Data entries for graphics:
(begin)
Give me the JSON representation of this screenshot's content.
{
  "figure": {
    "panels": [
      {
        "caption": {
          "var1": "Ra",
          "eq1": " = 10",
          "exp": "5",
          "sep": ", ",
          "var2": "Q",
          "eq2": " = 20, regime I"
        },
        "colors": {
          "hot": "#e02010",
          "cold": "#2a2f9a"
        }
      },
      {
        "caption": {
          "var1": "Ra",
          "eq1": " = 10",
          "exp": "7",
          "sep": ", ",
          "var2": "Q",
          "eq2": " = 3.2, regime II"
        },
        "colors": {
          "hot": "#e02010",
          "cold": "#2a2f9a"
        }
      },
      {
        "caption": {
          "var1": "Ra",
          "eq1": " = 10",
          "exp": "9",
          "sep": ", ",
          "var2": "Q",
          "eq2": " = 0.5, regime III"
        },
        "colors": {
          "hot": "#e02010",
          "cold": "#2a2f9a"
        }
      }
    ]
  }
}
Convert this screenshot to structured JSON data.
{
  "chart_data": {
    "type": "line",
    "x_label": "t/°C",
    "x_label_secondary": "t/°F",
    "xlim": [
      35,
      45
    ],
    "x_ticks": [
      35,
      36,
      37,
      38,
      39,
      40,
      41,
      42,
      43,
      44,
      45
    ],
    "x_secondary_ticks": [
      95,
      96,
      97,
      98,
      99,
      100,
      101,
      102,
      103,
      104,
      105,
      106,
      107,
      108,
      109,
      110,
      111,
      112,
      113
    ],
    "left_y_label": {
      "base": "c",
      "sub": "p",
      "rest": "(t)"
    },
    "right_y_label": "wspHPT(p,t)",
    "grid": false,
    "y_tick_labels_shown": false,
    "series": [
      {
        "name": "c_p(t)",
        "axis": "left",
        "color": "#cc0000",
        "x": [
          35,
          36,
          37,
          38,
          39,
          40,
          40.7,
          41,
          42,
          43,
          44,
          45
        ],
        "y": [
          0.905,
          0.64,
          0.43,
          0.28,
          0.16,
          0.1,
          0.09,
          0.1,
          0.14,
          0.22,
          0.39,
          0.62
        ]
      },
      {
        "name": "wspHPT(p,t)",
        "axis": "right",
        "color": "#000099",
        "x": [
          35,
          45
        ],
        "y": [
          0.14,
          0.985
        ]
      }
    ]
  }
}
(end)
(begin)
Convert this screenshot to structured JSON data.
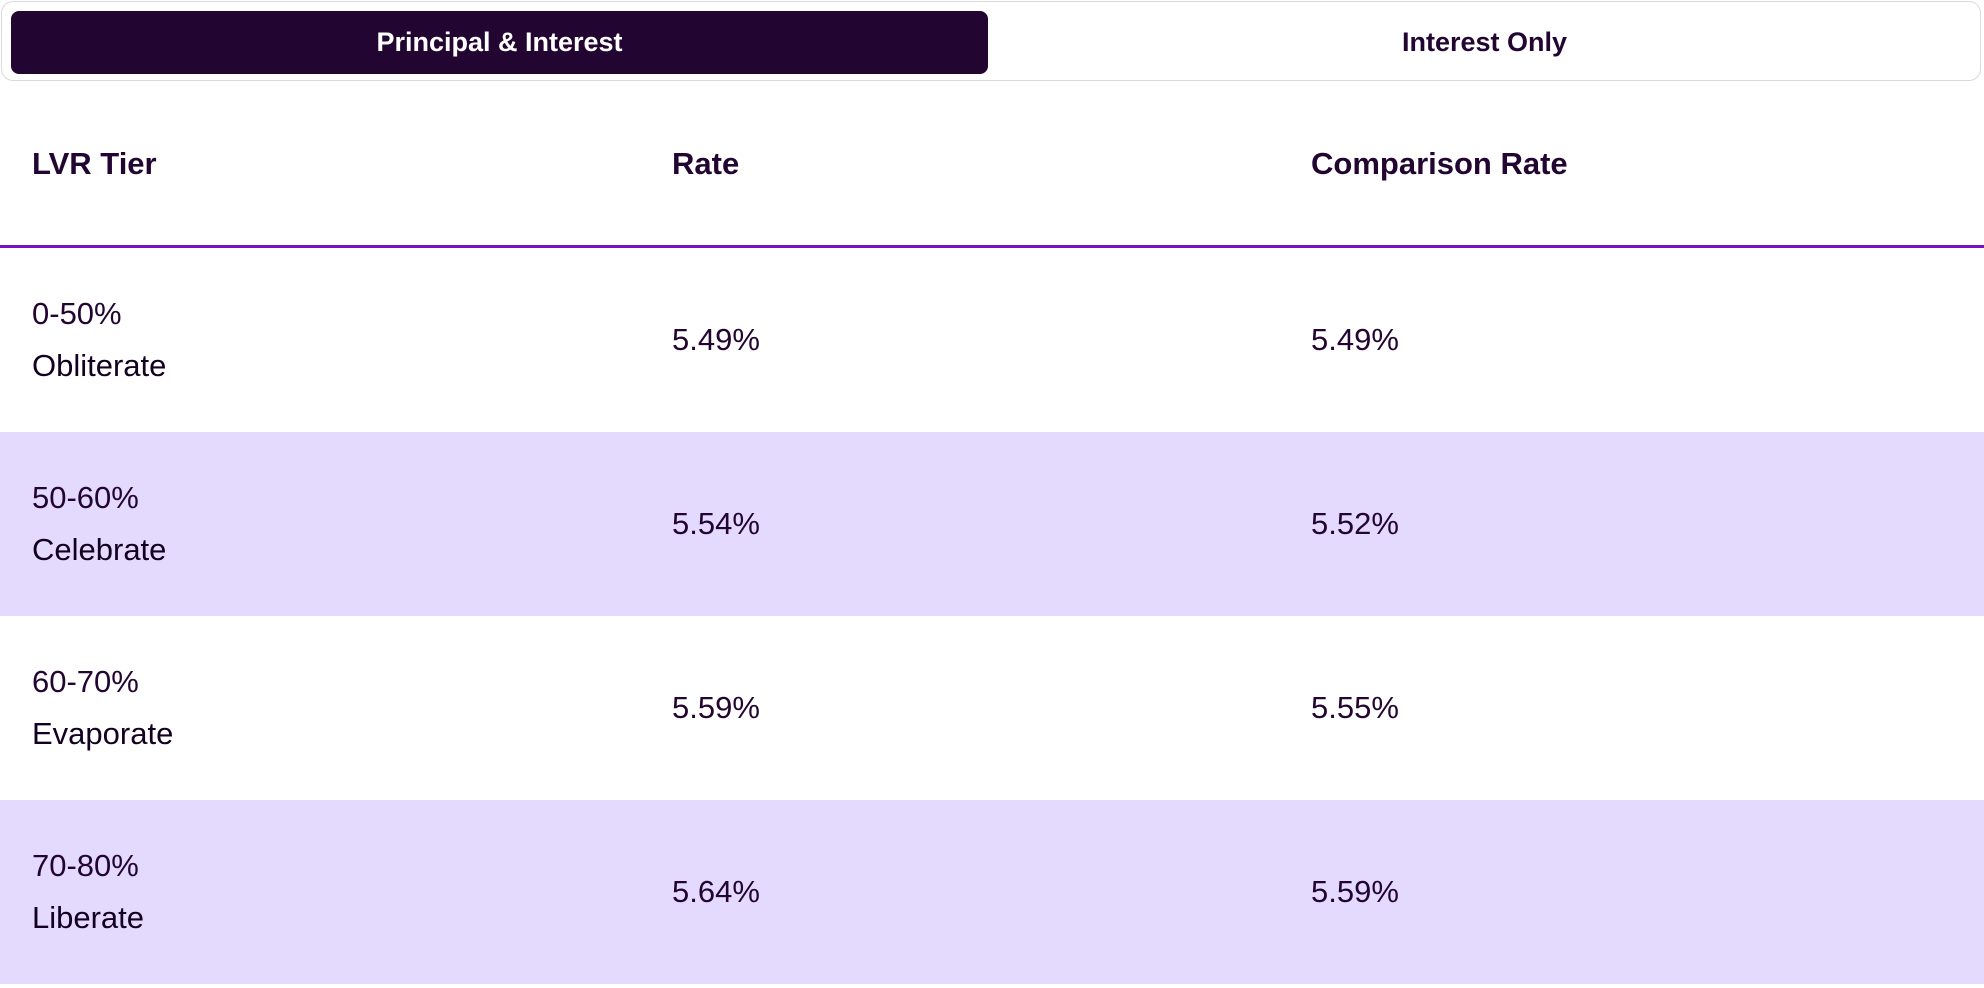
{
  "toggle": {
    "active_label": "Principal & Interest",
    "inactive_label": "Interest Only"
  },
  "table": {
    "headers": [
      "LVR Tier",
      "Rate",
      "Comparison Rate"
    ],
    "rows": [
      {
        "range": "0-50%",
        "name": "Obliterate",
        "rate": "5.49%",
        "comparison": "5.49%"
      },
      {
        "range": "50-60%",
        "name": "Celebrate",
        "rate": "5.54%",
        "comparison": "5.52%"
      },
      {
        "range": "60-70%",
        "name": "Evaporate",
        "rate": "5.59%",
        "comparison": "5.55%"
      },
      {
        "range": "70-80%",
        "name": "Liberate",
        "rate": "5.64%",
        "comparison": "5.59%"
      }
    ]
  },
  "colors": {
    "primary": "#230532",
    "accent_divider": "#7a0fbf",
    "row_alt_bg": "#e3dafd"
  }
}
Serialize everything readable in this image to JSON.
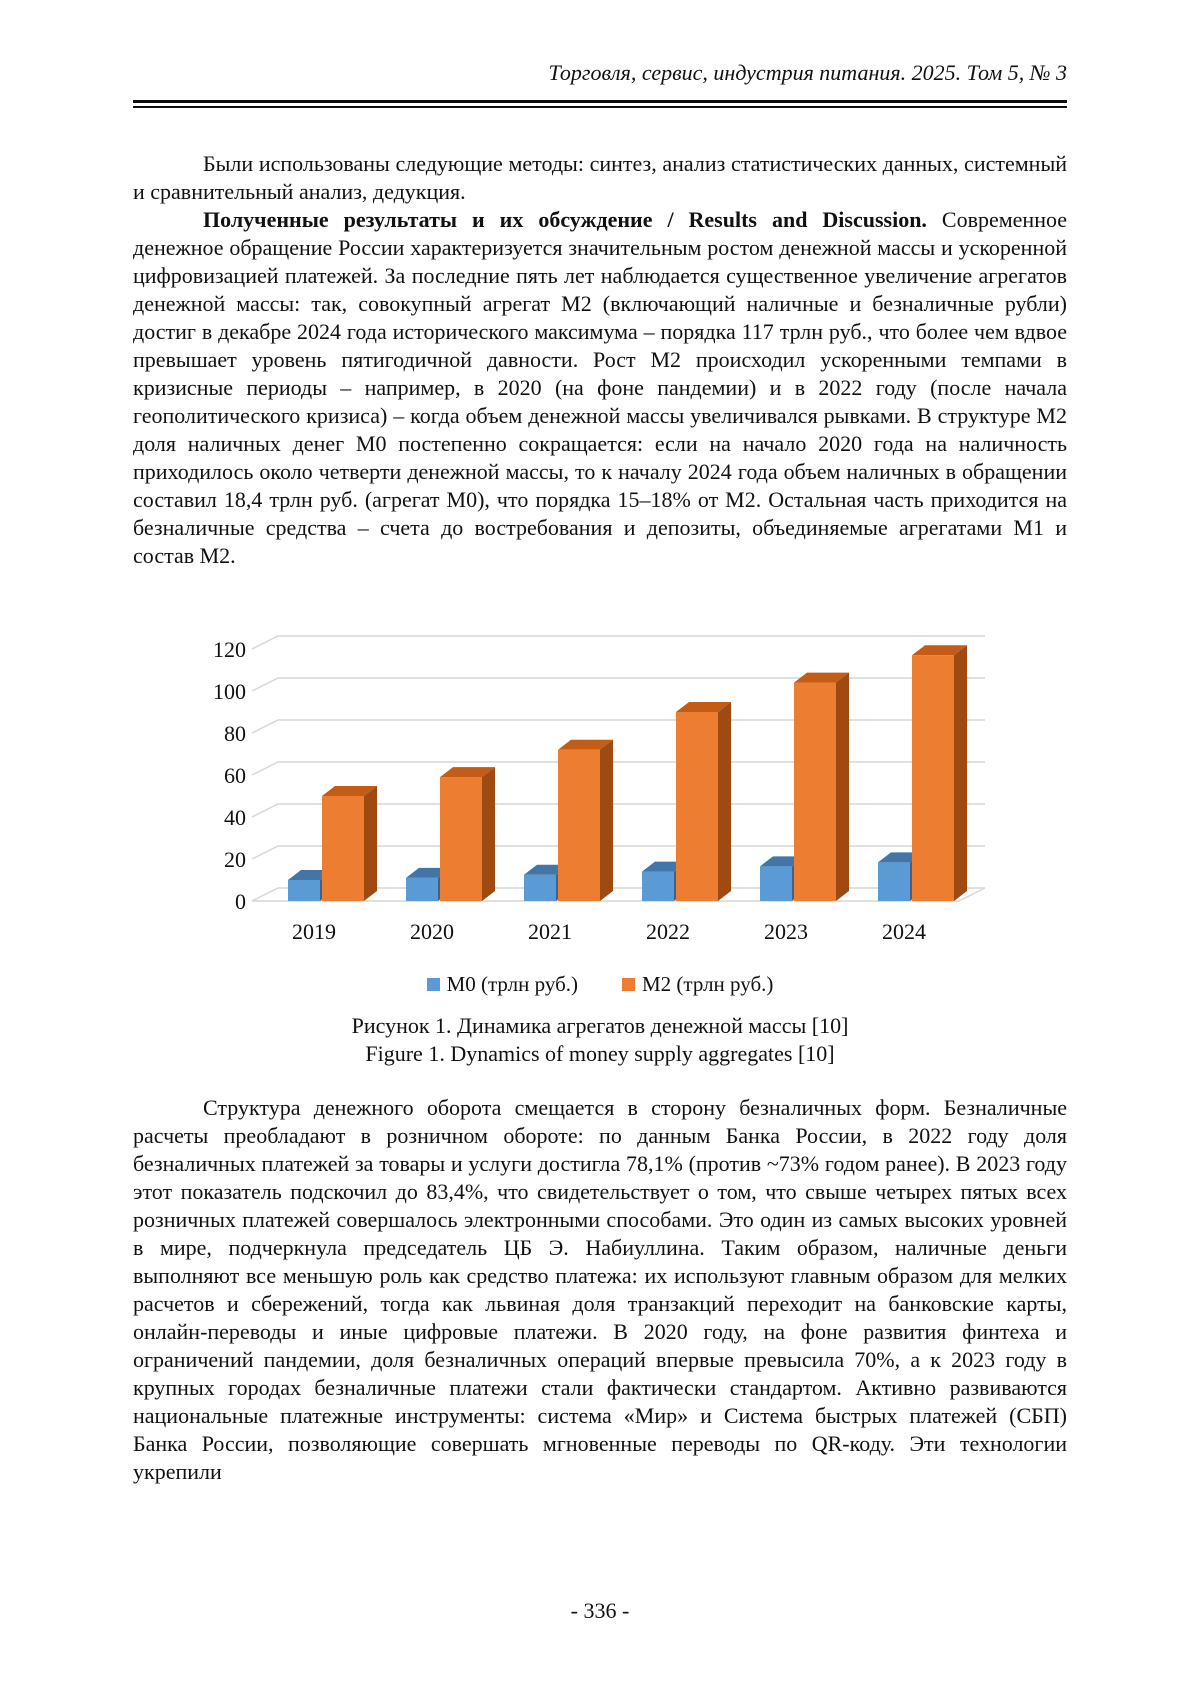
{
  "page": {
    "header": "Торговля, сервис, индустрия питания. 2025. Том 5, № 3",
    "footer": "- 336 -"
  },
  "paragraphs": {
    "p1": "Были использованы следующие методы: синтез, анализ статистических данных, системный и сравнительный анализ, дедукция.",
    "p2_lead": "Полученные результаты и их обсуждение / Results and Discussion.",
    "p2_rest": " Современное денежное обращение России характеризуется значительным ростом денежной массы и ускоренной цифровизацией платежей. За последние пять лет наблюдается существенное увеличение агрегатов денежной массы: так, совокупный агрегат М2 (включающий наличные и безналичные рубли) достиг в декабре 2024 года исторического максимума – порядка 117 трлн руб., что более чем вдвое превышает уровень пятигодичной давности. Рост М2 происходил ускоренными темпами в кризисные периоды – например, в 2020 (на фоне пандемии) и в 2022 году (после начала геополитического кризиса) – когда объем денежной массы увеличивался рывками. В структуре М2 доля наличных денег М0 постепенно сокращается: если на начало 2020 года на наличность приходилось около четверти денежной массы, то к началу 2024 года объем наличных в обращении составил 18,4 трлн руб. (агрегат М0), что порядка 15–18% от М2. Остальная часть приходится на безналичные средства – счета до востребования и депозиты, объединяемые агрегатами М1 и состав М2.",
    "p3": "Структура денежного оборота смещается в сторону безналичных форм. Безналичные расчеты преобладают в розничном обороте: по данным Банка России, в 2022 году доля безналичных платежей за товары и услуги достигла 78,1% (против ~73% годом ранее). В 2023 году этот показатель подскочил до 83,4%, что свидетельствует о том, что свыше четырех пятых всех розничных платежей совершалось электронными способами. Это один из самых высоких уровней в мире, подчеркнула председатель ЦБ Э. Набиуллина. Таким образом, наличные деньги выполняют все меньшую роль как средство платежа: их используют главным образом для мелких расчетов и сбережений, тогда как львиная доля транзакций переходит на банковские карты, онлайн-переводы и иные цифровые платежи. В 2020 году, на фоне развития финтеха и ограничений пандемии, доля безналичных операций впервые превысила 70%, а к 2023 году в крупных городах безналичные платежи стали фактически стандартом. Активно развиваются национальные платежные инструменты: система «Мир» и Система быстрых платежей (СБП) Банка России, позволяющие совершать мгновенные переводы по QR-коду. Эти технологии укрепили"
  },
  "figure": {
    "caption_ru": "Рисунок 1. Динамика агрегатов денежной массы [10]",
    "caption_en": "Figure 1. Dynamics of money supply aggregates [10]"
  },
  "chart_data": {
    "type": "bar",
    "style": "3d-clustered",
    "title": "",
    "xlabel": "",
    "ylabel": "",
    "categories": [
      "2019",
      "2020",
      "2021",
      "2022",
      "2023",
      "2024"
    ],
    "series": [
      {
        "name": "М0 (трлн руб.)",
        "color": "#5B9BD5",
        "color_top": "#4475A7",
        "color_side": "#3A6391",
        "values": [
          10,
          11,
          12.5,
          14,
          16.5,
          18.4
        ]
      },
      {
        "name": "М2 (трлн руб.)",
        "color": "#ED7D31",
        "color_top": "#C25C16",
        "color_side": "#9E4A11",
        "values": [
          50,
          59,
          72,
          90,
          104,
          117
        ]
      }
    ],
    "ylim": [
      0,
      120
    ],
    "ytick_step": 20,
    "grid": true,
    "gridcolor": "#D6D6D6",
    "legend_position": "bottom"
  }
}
(end)
> **What is needed**
From the data, collect all lines where the string "денежной" appears.

> **Exercise response**
    "p2_rest": " Современное денежное обращение России характеризуется значительным ростом денежной массы и ускоренной цифровизацией платежей. За последние пять лет наблюдается существенное увеличение агрегатов денежной массы: так, совокупный агрегат М2 (включающий наличные и безналичные рубли) достиг в декабре 2024 года исторического максимума – порядка 117 трлн руб., что более чем вдвое превышает уровень пятигодичной давности. Рост М2 происходил ускоренными темпами в кризисные периоды – например, в 2020 (на фоне пандемии) и в 2022 году (после начала геополитического кризиса) – когда объем денежной массы увеличивался рывками. В структуре М2 доля наличных денег М0 постепенно сокращается: если на начало 2020 года на наличность приходилось около четверти денежной массы, то к началу 2024 года объем наличных в обращении составил 18,4 трлн руб. (агрегат М0), что порядка 15–18% от М2. Остальная часть приходится на безналичные средства – счета до востребования и депозиты, объединяемые агрегатами М1 и состав М2.",
    "caption_ru": "Рисунок 1. Динамика агрегатов денежной массы [10]",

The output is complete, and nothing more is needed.